## DATA SUPPLIED
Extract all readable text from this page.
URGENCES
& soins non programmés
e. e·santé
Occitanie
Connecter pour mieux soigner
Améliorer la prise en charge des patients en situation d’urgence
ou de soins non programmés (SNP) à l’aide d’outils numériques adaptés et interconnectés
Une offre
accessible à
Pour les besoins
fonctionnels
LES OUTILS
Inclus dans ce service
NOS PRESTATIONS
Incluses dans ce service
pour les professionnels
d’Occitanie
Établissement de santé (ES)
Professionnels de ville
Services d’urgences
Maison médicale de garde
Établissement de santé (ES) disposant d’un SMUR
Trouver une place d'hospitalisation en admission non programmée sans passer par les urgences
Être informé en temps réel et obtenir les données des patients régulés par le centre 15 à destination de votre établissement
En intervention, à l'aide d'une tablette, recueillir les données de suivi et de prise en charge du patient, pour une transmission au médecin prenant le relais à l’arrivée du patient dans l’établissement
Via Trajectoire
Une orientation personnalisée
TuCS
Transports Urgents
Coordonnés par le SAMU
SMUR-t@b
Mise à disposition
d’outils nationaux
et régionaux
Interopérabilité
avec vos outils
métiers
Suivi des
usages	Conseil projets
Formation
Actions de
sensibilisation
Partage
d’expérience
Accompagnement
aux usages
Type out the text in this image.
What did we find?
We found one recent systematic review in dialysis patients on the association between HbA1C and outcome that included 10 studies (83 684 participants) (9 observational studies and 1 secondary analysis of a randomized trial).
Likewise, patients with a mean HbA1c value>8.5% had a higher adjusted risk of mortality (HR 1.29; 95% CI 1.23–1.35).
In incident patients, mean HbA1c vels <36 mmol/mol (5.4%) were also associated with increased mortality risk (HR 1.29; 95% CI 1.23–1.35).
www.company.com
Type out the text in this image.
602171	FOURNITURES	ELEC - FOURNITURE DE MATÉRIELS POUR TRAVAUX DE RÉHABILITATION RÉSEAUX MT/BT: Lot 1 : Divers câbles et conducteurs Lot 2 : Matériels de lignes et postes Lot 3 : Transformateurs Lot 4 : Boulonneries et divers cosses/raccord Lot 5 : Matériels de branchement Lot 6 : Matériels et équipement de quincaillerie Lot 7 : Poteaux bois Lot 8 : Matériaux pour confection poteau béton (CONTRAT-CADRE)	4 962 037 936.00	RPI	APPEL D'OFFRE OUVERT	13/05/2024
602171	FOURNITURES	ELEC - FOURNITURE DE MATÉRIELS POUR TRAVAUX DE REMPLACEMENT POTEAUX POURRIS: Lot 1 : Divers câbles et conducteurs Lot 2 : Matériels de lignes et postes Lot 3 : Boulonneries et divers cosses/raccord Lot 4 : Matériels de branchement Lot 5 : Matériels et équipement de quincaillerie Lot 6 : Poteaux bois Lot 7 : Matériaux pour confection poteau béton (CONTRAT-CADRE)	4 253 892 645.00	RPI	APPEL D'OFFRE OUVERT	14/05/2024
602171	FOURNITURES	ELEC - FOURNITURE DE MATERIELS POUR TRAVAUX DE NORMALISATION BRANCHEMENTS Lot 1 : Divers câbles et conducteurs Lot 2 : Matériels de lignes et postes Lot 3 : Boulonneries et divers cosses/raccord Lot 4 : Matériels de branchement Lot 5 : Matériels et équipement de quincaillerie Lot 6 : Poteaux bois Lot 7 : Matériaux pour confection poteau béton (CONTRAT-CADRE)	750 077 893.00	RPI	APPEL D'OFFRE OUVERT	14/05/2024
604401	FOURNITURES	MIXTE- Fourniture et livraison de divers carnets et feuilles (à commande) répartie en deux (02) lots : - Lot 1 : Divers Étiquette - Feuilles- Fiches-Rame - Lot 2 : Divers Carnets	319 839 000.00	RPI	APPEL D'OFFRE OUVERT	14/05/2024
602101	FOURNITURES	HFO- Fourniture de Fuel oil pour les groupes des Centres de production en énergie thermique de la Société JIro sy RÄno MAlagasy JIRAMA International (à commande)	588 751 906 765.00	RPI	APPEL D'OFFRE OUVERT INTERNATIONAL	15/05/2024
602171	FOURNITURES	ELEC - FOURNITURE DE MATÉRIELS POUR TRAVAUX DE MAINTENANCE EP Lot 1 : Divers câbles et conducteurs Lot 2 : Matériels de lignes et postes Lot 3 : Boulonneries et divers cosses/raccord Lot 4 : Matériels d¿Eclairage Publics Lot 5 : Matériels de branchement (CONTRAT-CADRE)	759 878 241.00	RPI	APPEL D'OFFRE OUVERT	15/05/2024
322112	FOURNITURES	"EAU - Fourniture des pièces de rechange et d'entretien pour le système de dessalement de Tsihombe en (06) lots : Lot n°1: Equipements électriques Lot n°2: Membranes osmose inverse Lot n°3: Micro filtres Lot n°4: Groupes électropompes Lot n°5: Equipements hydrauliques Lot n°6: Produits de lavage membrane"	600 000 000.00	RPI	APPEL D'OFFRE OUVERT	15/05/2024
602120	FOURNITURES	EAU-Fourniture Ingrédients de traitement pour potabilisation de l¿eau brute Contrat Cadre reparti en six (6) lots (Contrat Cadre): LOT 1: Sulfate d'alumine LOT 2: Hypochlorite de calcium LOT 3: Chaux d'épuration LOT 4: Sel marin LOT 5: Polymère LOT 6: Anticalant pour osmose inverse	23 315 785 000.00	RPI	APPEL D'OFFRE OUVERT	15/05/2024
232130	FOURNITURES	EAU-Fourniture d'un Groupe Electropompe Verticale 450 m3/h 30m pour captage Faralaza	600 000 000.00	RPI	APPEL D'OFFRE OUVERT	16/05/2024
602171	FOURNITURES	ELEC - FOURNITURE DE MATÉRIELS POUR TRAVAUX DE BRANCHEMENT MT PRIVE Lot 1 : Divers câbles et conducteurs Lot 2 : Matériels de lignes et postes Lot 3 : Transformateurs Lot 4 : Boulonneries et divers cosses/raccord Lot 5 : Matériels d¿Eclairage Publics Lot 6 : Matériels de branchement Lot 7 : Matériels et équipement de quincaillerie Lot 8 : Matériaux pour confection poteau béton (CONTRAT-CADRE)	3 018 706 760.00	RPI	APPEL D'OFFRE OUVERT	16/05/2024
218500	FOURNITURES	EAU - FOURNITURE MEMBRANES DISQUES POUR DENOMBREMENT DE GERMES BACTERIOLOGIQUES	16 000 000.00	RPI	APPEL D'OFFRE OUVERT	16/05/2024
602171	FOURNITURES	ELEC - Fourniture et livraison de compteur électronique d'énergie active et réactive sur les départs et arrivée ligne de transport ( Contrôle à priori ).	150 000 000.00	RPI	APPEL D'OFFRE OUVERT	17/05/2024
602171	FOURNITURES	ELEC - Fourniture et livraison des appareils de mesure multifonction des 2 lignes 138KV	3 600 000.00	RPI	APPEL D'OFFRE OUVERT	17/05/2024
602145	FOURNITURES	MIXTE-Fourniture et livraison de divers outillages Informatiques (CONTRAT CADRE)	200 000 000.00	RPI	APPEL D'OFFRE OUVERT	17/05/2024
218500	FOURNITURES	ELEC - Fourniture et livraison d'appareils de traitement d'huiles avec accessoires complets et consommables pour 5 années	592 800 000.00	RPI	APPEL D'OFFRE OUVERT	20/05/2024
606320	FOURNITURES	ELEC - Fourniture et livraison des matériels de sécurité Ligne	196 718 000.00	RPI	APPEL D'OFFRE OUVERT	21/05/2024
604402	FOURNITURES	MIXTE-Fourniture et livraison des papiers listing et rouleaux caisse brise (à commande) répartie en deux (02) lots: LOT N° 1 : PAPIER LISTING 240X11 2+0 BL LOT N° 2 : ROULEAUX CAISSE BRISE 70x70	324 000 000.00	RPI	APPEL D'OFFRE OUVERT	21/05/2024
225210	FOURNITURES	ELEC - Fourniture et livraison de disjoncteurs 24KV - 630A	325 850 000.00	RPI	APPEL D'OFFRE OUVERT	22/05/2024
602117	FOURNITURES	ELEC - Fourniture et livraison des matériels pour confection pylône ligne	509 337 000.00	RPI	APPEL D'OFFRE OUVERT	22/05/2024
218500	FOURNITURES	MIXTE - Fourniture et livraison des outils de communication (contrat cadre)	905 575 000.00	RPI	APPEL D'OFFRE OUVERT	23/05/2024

## TASK TO COMPLETE
The required output is each line of the entries that contains the word "aide".

## REPLY TO THE EXERCISE
ou de soins non programmés (SNP) à l’aide d’outils numériques adaptés et interconnectés
En intervention, à l'aide d'une tablette, recueillir les données de suivi et de prise en charge du patient, pour une transmission au médecin prenant le relais à l’arrivée du patient dans l’établissement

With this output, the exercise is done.